● Given request
Return all entries precisely as they stand, without the images.

● Extracted records

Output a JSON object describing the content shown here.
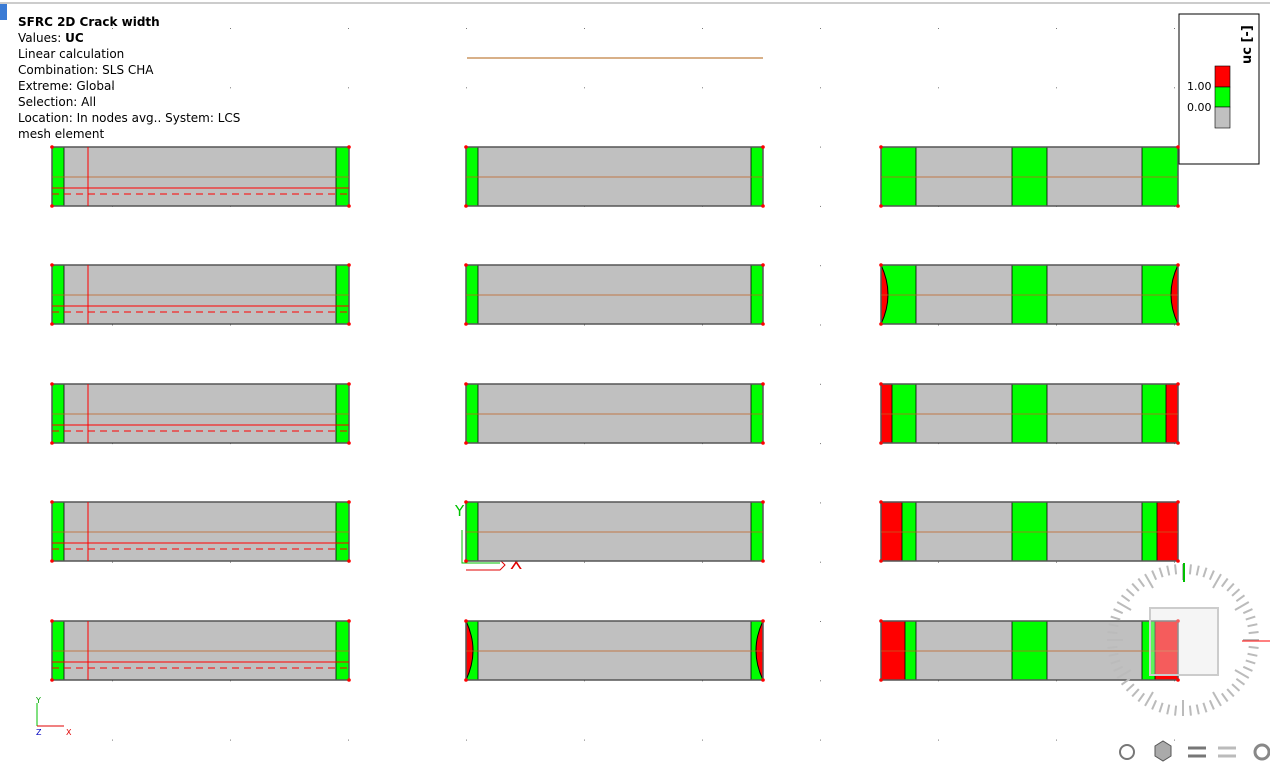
{
  "info": {
    "title": "SFRC  2D Crack width",
    "values": {
      "label": "Values:",
      "value": "UC"
    },
    "lines": [
      "Linear calculation",
      "Combination:  SLS CHA",
      "Extreme:  Global",
      "Selection:  All",
      "Location:  In nodes avg.. System:  LCS",
      "mesh element"
    ]
  },
  "legend": {
    "title": "uc [-]",
    "labels": [
      "1.00",
      "0.00"
    ]
  },
  "axes": {
    "global": [
      "Y",
      "Z",
      "X"
    ],
    "local": [
      "Y",
      "X"
    ]
  }
}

● Full response
Output a JSON object describing the content shown here.
{
  "info": {
    "title": "SFRC  2D Crack width",
    "values": {
      "label": "Values:",
      "value": "UC"
    },
    "lines": [
      "Linear calculation",
      "Combination:  SLS CHA",
      "Extreme:  Global",
      "Selection:  All",
      "Location:  In nodes avg.. System:  LCS",
      "mesh element"
    ]
  },
  "legend": {
    "title": "uc [-]",
    "labels": [
      "1.00",
      "0.00"
    ]
  },
  "axes": {
    "global": [
      "Y",
      "Z",
      "X"
    ],
    "local": [
      "Y",
      "X"
    ]
  }
}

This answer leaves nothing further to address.